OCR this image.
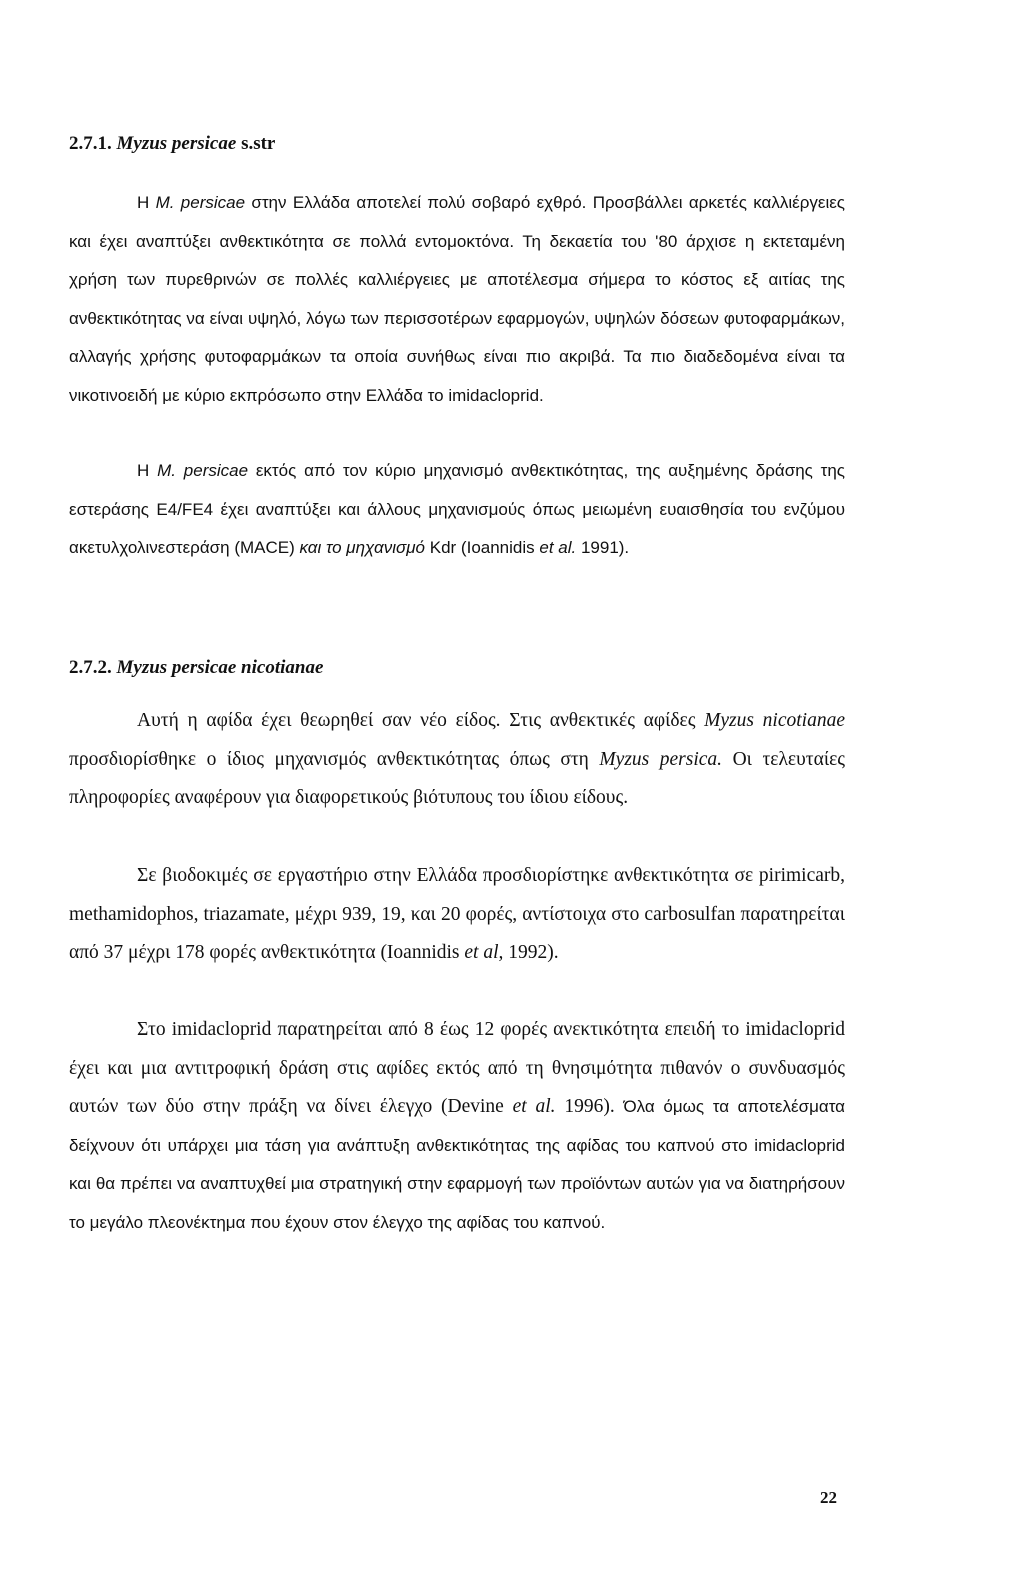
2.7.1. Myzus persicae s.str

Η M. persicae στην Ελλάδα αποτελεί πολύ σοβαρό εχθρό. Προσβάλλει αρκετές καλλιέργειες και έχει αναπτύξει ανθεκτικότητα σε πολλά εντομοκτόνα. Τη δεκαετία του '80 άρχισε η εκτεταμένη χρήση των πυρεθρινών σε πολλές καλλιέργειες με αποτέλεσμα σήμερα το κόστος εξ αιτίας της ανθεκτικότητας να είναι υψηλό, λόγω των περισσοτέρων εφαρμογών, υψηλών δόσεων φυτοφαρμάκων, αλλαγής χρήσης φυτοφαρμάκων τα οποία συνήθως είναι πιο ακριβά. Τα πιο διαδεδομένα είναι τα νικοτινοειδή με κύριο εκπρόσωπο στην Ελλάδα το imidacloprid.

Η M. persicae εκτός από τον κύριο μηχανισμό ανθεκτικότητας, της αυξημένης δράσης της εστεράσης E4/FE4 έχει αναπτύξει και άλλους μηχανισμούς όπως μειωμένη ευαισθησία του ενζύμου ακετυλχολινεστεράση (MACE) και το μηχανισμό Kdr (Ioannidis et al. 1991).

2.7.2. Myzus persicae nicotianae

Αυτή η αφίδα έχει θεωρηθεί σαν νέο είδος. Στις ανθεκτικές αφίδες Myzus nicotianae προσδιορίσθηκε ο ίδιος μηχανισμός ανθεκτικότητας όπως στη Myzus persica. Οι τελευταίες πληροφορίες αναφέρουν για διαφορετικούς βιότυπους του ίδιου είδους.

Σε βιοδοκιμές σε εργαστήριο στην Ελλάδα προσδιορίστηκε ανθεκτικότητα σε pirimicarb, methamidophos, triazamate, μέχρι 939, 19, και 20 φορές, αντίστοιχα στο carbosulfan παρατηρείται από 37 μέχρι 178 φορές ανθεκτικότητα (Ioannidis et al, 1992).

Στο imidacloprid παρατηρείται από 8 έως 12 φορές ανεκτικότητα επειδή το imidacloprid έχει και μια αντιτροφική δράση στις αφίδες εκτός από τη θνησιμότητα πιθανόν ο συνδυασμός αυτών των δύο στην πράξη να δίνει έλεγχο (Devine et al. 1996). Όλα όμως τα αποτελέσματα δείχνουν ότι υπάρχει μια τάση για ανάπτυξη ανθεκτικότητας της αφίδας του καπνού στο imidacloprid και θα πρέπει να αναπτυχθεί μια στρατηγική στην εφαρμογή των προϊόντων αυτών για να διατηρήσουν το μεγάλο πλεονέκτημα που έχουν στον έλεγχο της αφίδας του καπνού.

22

• • •

→ **Set problem**
Lines containing the word "αναπτύξει" are to be counted in the listing; state their number alone.

→ **Solution**
2